### DIRECTIONS FOR THIS TASK
Only a number is wanted here: the number of lines of the data that include "ylabel".

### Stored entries
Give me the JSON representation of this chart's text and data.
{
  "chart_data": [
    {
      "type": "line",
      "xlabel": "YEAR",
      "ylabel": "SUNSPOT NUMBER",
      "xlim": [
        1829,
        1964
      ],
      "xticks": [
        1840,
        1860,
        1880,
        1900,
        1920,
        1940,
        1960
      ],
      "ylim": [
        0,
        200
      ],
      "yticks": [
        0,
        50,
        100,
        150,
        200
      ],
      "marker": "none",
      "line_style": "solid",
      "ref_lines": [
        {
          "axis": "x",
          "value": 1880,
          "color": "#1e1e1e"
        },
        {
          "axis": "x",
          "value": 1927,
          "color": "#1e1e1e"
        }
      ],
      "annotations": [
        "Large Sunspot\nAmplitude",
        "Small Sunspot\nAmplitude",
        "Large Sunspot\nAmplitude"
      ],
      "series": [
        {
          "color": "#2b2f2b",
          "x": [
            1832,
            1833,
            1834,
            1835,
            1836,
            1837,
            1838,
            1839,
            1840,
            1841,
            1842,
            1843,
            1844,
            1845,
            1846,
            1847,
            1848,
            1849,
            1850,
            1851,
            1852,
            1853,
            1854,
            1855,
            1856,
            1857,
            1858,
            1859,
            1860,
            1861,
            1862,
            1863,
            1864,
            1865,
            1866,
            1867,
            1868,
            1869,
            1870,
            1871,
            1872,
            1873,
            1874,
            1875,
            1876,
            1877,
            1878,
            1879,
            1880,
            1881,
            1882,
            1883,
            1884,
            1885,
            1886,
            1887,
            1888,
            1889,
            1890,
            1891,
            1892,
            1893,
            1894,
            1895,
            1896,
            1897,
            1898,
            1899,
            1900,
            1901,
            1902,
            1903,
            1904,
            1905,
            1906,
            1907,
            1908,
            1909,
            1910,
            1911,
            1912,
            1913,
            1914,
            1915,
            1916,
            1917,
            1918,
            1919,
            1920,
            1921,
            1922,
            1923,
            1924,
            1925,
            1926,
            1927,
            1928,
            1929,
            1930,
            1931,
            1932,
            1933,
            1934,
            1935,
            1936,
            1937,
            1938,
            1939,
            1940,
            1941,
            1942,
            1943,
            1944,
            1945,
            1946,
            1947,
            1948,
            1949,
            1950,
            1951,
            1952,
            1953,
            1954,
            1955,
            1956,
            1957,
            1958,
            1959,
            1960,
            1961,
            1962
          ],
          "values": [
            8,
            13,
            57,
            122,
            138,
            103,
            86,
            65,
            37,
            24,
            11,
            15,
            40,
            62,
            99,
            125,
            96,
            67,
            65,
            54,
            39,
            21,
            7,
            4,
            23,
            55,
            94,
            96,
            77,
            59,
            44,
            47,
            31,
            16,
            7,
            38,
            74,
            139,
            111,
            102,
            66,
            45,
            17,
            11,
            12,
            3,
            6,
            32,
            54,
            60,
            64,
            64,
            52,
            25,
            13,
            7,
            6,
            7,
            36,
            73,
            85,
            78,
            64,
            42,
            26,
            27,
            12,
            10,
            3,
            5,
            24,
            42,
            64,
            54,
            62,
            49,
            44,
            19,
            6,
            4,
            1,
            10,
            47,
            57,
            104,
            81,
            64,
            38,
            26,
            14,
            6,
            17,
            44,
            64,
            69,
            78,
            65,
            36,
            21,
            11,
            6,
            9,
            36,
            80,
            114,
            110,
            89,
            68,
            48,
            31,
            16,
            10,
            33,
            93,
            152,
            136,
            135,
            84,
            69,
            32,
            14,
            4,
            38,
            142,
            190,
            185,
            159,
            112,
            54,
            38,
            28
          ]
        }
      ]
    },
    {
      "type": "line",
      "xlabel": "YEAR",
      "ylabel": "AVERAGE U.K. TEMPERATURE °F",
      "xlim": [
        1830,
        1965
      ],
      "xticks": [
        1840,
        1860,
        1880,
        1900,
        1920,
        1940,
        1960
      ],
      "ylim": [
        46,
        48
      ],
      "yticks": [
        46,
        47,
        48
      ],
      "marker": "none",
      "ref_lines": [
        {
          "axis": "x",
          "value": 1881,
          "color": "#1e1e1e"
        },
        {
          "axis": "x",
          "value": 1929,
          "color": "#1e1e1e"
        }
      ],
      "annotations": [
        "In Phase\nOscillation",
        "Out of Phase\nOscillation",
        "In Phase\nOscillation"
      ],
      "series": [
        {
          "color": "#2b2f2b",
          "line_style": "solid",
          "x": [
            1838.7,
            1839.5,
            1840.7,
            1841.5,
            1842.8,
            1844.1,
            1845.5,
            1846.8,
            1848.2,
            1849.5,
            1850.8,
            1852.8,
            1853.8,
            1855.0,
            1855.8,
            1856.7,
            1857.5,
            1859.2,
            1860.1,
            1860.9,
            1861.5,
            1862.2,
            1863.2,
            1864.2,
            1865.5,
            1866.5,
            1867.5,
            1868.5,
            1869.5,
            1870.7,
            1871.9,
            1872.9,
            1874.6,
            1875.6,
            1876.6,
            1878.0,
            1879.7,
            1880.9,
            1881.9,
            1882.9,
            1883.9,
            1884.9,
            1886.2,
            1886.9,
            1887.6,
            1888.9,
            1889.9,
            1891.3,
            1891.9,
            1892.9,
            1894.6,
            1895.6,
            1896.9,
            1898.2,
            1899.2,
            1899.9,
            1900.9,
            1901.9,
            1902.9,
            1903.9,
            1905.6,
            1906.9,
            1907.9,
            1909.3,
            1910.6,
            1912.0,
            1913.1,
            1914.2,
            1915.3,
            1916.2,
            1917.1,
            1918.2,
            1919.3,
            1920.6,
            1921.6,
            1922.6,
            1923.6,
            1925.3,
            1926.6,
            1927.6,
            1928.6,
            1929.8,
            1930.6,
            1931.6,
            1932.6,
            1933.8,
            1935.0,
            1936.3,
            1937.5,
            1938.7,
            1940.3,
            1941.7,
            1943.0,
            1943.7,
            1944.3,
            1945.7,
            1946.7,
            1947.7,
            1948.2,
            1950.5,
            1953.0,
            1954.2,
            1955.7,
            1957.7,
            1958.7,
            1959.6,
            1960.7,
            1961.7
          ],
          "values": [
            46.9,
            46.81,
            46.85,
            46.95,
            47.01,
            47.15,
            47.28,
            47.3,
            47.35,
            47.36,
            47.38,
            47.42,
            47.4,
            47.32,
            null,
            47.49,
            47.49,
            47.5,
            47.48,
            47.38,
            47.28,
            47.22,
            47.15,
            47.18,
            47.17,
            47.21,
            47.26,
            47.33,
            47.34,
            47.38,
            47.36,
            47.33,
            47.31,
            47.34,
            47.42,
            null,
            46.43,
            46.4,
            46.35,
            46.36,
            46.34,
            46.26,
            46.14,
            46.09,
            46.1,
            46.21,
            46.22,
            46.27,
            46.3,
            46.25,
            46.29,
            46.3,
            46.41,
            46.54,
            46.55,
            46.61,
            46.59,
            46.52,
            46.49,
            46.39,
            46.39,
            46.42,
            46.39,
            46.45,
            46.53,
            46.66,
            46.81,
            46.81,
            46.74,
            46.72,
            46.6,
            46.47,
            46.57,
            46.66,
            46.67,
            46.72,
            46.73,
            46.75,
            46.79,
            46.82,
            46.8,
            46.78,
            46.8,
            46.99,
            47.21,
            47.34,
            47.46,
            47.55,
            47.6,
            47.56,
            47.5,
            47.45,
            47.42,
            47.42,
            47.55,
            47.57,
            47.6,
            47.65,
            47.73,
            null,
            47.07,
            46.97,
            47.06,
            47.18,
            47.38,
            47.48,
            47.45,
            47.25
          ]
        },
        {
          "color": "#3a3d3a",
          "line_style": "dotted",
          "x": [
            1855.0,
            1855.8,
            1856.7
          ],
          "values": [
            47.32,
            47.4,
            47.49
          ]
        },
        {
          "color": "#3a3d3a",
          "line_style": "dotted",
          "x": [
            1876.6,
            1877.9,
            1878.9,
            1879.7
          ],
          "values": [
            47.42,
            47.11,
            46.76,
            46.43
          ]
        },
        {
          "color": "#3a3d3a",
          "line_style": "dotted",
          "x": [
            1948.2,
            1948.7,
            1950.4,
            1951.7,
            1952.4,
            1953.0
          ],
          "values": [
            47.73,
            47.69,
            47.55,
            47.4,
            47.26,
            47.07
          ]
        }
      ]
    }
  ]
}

### EXERCISE ANSWER
2